--- Work to complete ---
Leave out the pictures, then reproduce the rest of the material exactly.

┌─ Information provided

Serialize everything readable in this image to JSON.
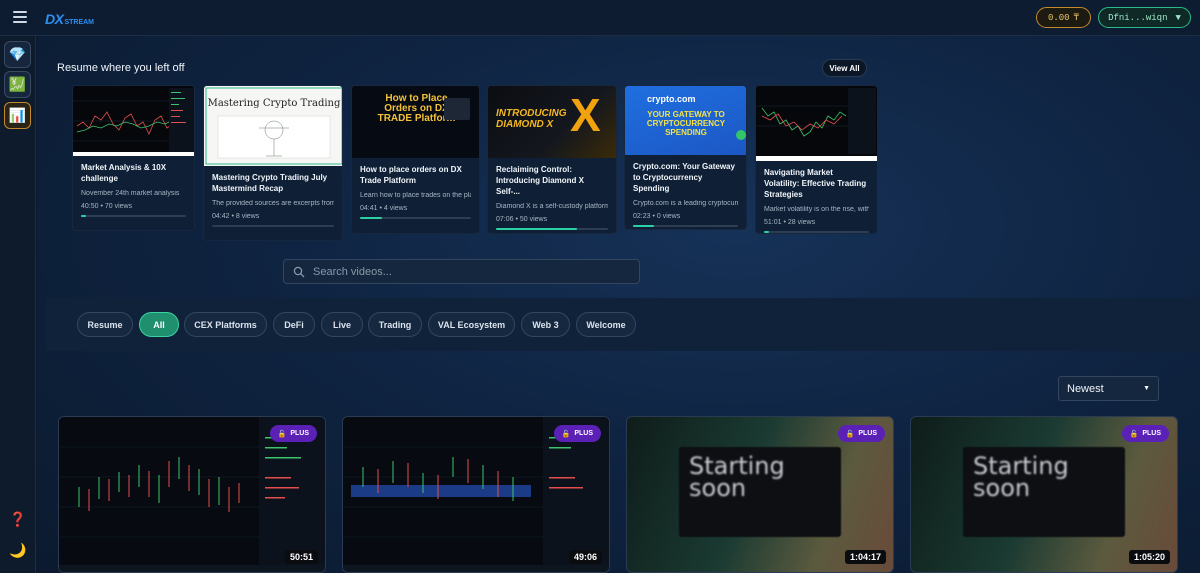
{
  "header": {
    "logo_main": "DX",
    "logo_sub": "STREAM",
    "balance": "0.00",
    "balance_icon": "token-icon",
    "wallet": "Dfni...wiqn",
    "wallet_chevron": "▼"
  },
  "sidebar": {
    "items": [
      {
        "name": "diamond",
        "icon": "💎"
      },
      {
        "name": "chart",
        "icon": "💹"
      },
      {
        "name": "dashboard",
        "icon": "📊"
      }
    ],
    "help_icon": "❓",
    "theme_icon": "🌙"
  },
  "resume": {
    "title": "Resume where you left off",
    "view_all": "View All",
    "cards": [
      {
        "title": "Market Analysis & 10X challenge",
        "desc": "November 24th market analysis",
        "duration": "40:50",
        "views": "70 views",
        "progress": 0.05,
        "thumb_text": ""
      },
      {
        "title": "Mastering Crypto Trading July Mastermind Recap",
        "desc": "The provided sources are excerpts from",
        "duration": "04:42",
        "views": "8 views",
        "progress": 0.0,
        "thumb_text": "Mastering Crypto Trading"
      },
      {
        "title": "How to place orders on DX Trade Platform",
        "desc": "Learn how to place trades on the platform",
        "duration": "04:41",
        "views": "4 views",
        "progress": 0.2,
        "thumb_text": "How to Place Orders on DX TRADE Platform"
      },
      {
        "title": "Reclaiming Control: Introducing Diamond X Self-...",
        "desc": "Diamond X is a self-custody platform",
        "duration": "07:06",
        "views": "50 views",
        "progress": 0.72,
        "thumb_text": "INTRODUCING DIAMOND X"
      },
      {
        "title": "Crypto.com: Your Gateway to Cryptocurrency Spending",
        "desc": "Crypto.com is a leading cryptocurrency",
        "duration": "02:23",
        "views": "0 views",
        "progress": 0.2,
        "thumb_text": "YOUR GATEWAY TO CRYPTOCURRENCY SPENDING"
      },
      {
        "title": "Navigating Market Volatility: Effective Trading Strategies",
        "desc": "Market volatility is on the rise, with",
        "duration": "51:01",
        "views": "28 views",
        "progress": 0.05,
        "thumb_text": ""
      }
    ]
  },
  "search": {
    "placeholder": "Search videos..."
  },
  "filters": [
    "Resume",
    "All",
    "CEX Platforms",
    "DeFi",
    "Live",
    "Trading",
    "VAL Ecosystem",
    "Web 3",
    "Welcome"
  ],
  "active_filter": "All",
  "sort": {
    "selected": "Newest"
  },
  "videos": [
    {
      "badge": "PLUS",
      "duration": "50:51",
      "type": "chart",
      "progress": 0.0
    },
    {
      "badge": "PLUS",
      "duration": "49:06",
      "type": "chart",
      "progress": 0.05
    },
    {
      "badge": "PLUS",
      "duration": "1:04:17",
      "type": "soon",
      "soon_text": "Starting soon",
      "progress": 0.0
    },
    {
      "badge": "PLUS",
      "duration": "1:05:20",
      "type": "soon",
      "soon_text": "Starting soon",
      "progress": 0.06
    }
  ],
  "colors": {
    "accent_green": "#2bd1a4",
    "accent_gold": "#c08a2c",
    "plus_purple": "#5b21b6",
    "brand_blue": "#2e8ff0"
  }
}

└─

--- Response to this task ---
Serialize everything readable in this image to JSON.
{
  "header": {
    "logo_main": "DX",
    "logo_sub": "STREAM",
    "balance": "0.00",
    "balance_icon": "token-icon",
    "wallet": "Dfni...wiqn",
    "wallet_chevron": "▼"
  },
  "sidebar": {
    "items": [
      {
        "name": "diamond",
        "icon": "💎"
      },
      {
        "name": "chart",
        "icon": "💹"
      },
      {
        "name": "dashboard",
        "icon": "📊"
      }
    ],
    "help_icon": "❓",
    "theme_icon": "🌙"
  },
  "resume": {
    "title": "Resume where you left off",
    "view_all": "View All",
    "cards": [
      {
        "title": "Market Analysis & 10X challenge",
        "desc": "November 24th market analysis",
        "duration": "40:50",
        "views": "70 views",
        "progress": 0.05,
        "thumb_text": ""
      },
      {
        "title": "Mastering Crypto Trading July Mastermind Recap",
        "desc": "The provided sources are excerpts from",
        "duration": "04:42",
        "views": "8 views",
        "progress": 0.0,
        "thumb_text": "Mastering Crypto Trading"
      },
      {
        "title": "How to place orders on DX Trade Platform",
        "desc": "Learn how to place trades on the platform",
        "duration": "04:41",
        "views": "4 views",
        "progress": 0.2,
        "thumb_text": "How to Place Orders on DX TRADE Platform"
      },
      {
        "title": "Reclaiming Control: Introducing Diamond X Self-...",
        "desc": "Diamond X is a self-custody platform",
        "duration": "07:06",
        "views": "50 views",
        "progress": 0.72,
        "thumb_text": "INTRODUCING DIAMOND X"
      },
      {
        "title": "Crypto.com: Your Gateway to Cryptocurrency Spending",
        "desc": "Crypto.com is a leading cryptocurrency",
        "duration": "02:23",
        "views": "0 views",
        "progress": 0.2,
        "thumb_text": "YOUR GATEWAY TO CRYPTOCURRENCY SPENDING"
      },
      {
        "title": "Navigating Market Volatility: Effective Trading Strategies",
        "desc": "Market volatility is on the rise, with",
        "duration": "51:01",
        "views": "28 views",
        "progress": 0.05,
        "thumb_text": ""
      }
    ]
  },
  "search": {
    "placeholder": "Search videos..."
  },
  "filters": [
    "Resume",
    "All",
    "CEX Platforms",
    "DeFi",
    "Live",
    "Trading",
    "VAL Ecosystem",
    "Web 3",
    "Welcome"
  ],
  "active_filter": "All",
  "sort": {
    "selected": "Newest"
  },
  "videos": [
    {
      "badge": "PLUS",
      "duration": "50:51",
      "type": "chart",
      "progress": 0.0
    },
    {
      "badge": "PLUS",
      "duration": "49:06",
      "type": "chart",
      "progress": 0.05
    },
    {
      "badge": "PLUS",
      "duration": "1:04:17",
      "type": "soon",
      "soon_text": "Starting soon",
      "progress": 0.0
    },
    {
      "badge": "PLUS",
      "duration": "1:05:20",
      "type": "soon",
      "soon_text": "Starting soon",
      "progress": 0.06
    }
  ],
  "colors": {
    "accent_green": "#2bd1a4",
    "accent_gold": "#c08a2c",
    "plus_purple": "#5b21b6",
    "brand_blue": "#2e8ff0"
  }
}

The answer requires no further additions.